Find the lines holding the string "JSON" in the data, then copy all of them.

(Dataset entries)

>>>

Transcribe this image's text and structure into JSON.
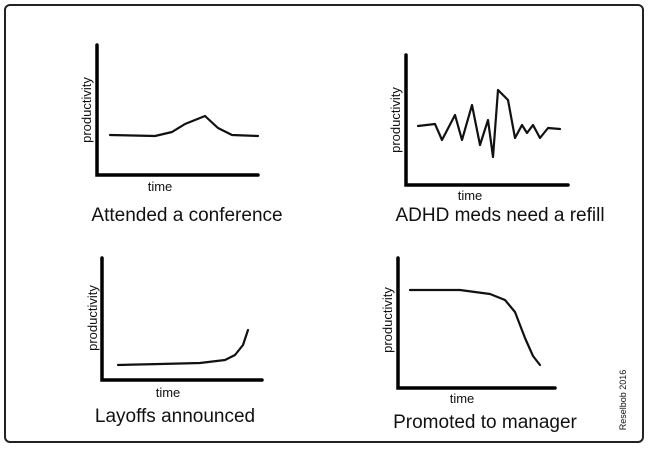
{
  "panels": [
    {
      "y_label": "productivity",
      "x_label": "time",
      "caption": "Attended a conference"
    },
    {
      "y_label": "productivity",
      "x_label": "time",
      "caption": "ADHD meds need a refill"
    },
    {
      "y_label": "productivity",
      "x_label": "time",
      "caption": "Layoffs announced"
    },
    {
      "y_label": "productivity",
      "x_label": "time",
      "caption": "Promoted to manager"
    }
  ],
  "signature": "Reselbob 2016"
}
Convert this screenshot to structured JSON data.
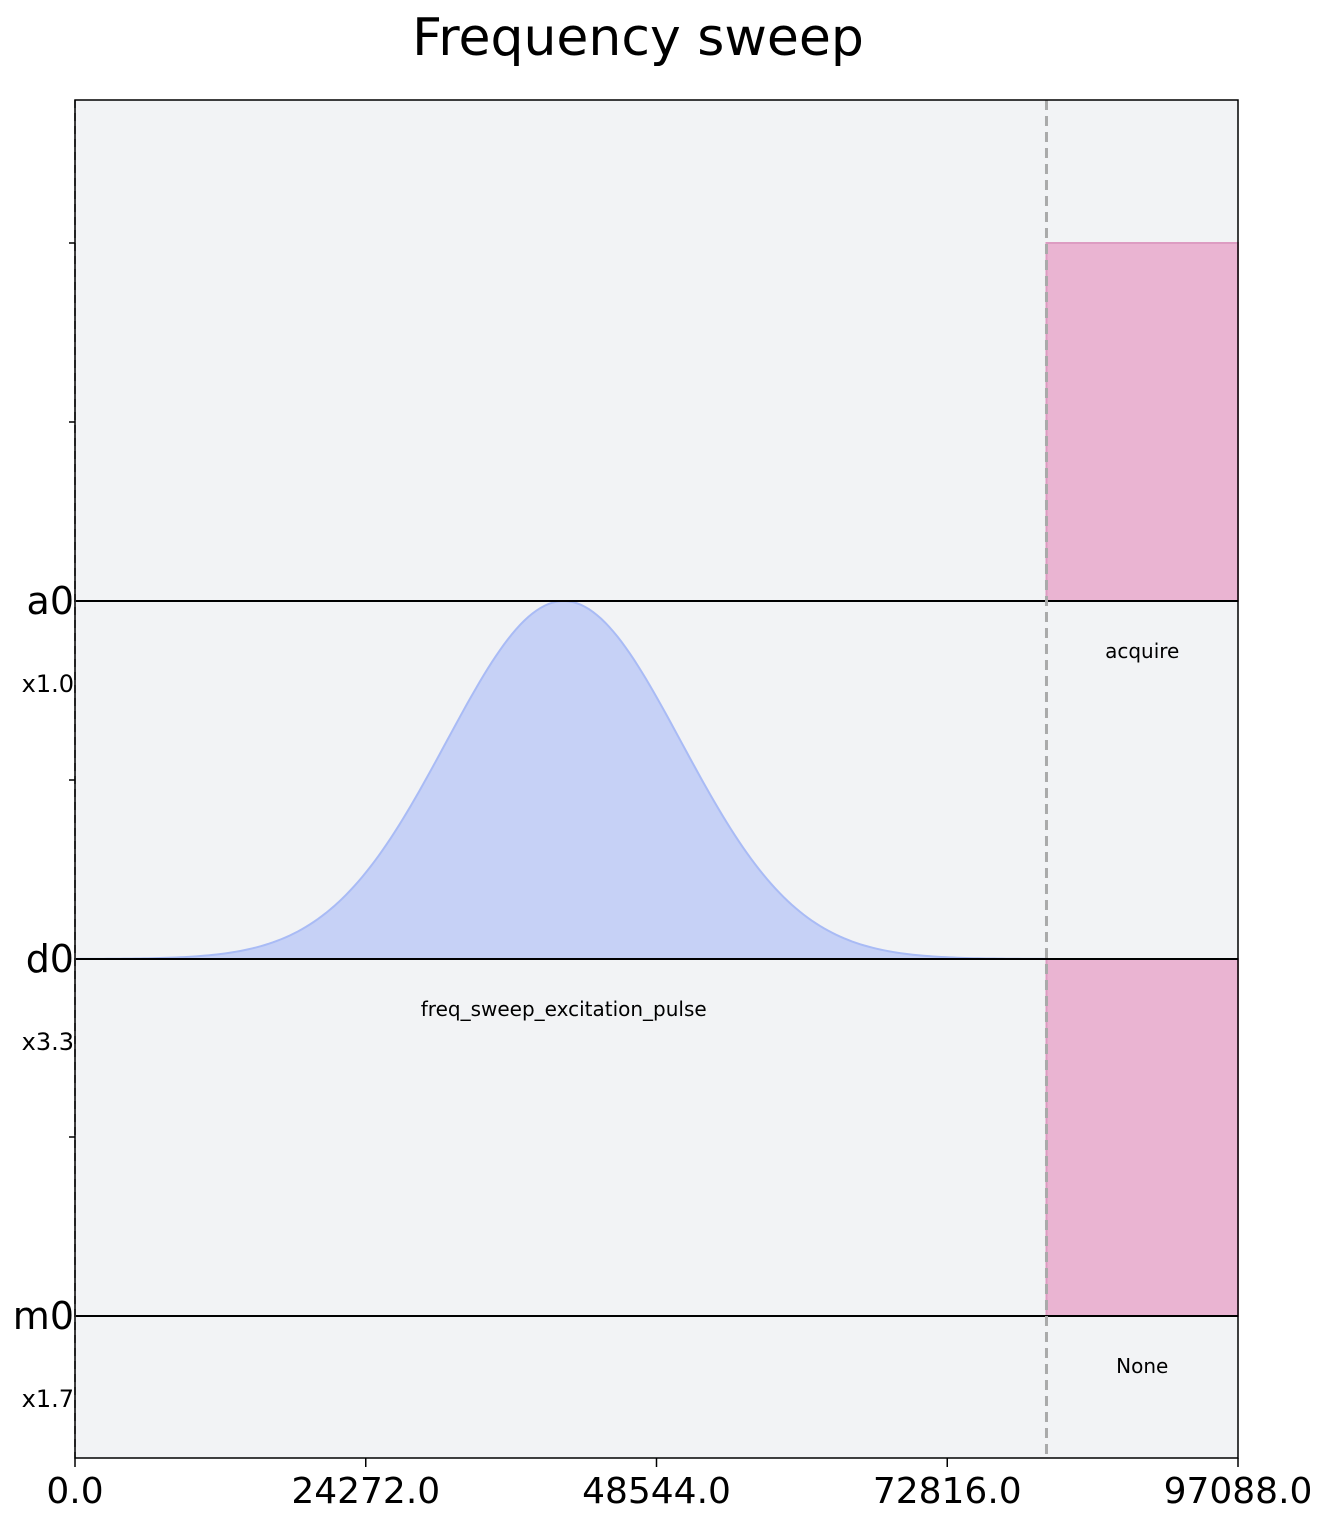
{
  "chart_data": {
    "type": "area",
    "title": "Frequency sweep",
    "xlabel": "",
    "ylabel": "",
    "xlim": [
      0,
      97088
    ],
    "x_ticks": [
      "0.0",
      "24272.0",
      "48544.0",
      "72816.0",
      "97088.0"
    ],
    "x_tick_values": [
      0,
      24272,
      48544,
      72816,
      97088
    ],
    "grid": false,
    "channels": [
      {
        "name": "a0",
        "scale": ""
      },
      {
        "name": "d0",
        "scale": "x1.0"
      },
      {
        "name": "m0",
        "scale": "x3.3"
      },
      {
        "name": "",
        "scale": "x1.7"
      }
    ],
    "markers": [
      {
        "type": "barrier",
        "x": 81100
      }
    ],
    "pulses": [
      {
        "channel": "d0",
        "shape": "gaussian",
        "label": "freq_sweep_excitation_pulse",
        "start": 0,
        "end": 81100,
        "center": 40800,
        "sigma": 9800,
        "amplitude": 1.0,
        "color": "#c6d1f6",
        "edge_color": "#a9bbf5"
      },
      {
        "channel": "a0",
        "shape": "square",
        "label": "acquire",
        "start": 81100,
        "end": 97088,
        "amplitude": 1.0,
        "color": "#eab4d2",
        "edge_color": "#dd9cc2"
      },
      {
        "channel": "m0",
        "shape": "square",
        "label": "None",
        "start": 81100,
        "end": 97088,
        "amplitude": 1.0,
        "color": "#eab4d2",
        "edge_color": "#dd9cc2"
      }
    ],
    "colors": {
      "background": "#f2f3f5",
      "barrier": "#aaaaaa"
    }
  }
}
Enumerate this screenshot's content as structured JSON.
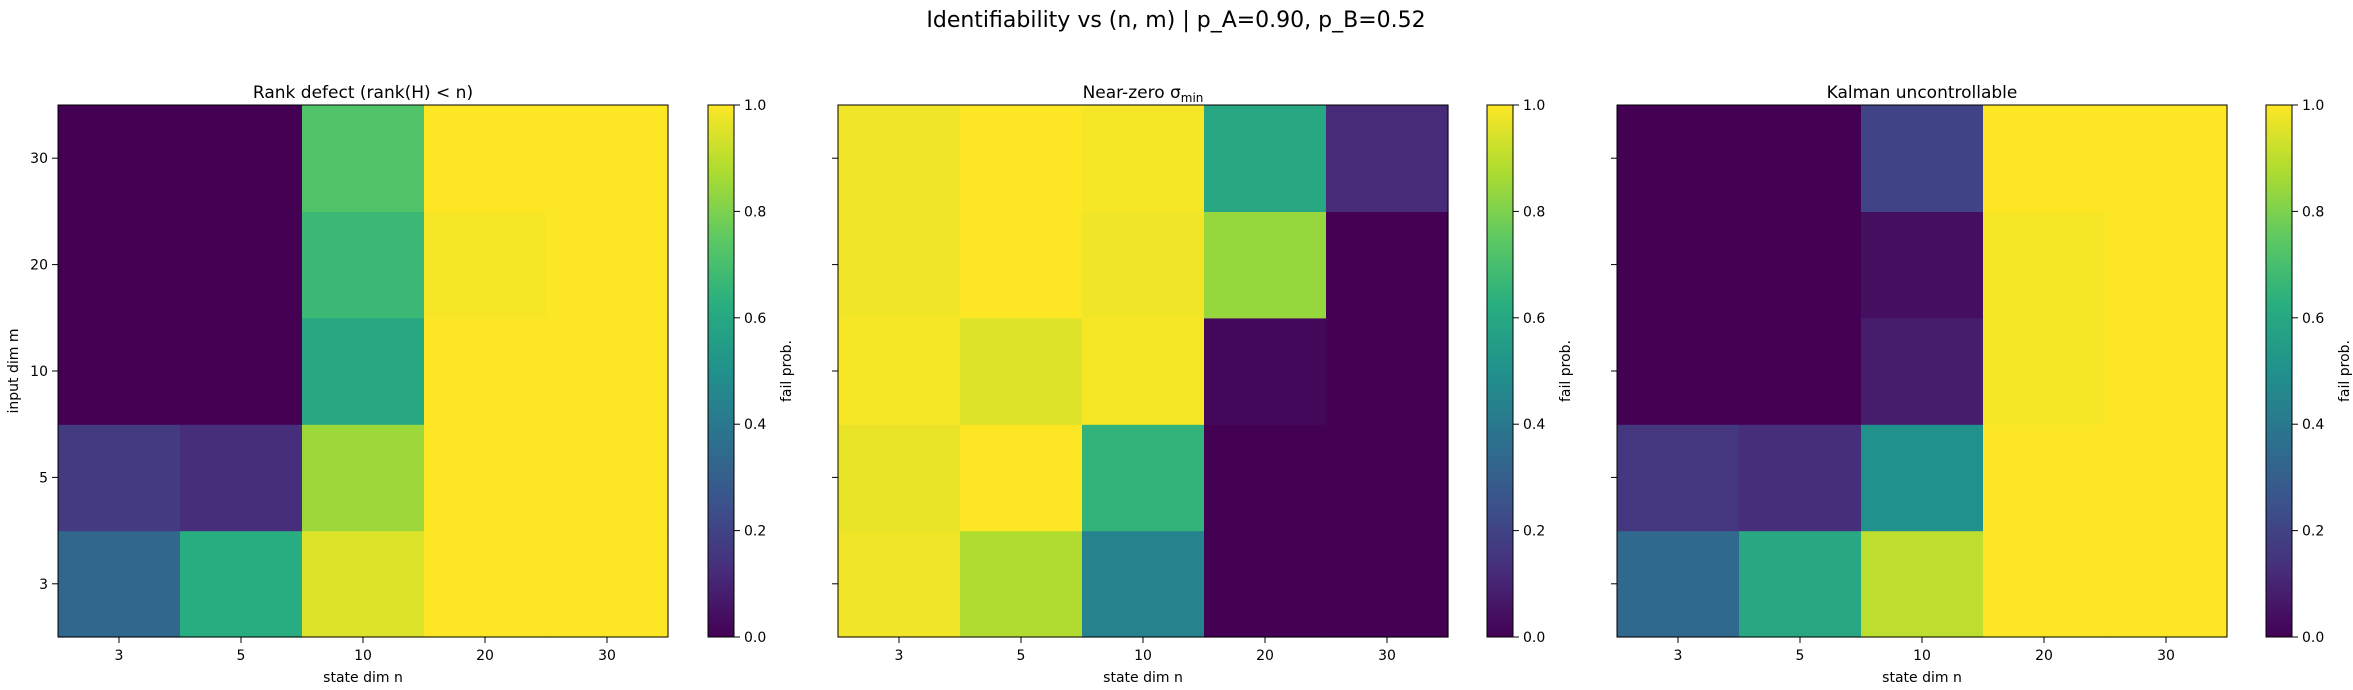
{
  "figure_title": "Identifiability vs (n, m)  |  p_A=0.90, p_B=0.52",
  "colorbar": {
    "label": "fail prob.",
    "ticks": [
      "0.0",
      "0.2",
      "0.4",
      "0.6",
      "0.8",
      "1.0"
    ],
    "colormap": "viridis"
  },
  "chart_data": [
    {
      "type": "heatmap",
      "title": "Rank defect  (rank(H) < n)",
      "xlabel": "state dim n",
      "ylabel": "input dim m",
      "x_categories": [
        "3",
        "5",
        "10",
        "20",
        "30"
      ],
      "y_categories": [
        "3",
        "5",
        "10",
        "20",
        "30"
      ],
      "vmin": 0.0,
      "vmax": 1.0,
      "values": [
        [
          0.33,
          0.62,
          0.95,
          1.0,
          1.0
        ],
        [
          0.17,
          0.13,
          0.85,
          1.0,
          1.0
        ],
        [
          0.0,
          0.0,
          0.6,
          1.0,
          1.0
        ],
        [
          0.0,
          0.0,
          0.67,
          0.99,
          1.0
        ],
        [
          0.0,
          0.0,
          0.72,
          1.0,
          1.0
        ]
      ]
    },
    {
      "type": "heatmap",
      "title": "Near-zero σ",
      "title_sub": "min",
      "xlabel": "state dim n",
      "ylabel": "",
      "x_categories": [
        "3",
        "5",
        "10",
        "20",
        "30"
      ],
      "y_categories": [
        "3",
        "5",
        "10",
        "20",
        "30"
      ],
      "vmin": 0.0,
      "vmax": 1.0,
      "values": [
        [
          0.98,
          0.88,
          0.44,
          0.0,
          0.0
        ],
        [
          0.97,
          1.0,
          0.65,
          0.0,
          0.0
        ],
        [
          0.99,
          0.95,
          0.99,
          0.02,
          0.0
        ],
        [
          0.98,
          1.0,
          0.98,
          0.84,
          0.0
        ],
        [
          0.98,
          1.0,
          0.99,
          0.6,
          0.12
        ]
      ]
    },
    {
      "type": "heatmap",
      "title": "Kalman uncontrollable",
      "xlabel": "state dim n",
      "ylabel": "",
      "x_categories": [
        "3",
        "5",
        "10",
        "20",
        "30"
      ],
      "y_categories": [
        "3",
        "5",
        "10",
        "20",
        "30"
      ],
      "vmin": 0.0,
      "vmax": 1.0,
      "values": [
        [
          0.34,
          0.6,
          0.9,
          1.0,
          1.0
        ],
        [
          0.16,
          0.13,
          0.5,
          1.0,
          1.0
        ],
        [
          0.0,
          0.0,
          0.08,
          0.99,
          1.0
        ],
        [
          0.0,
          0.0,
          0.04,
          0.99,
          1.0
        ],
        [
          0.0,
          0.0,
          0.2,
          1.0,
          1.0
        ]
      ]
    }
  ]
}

<<<

Exercise response:
Transcribe this image's text and structure into JSON.
Convert this screenshot to structured JSON data.
Enumerate this screenshot's content as structured JSON.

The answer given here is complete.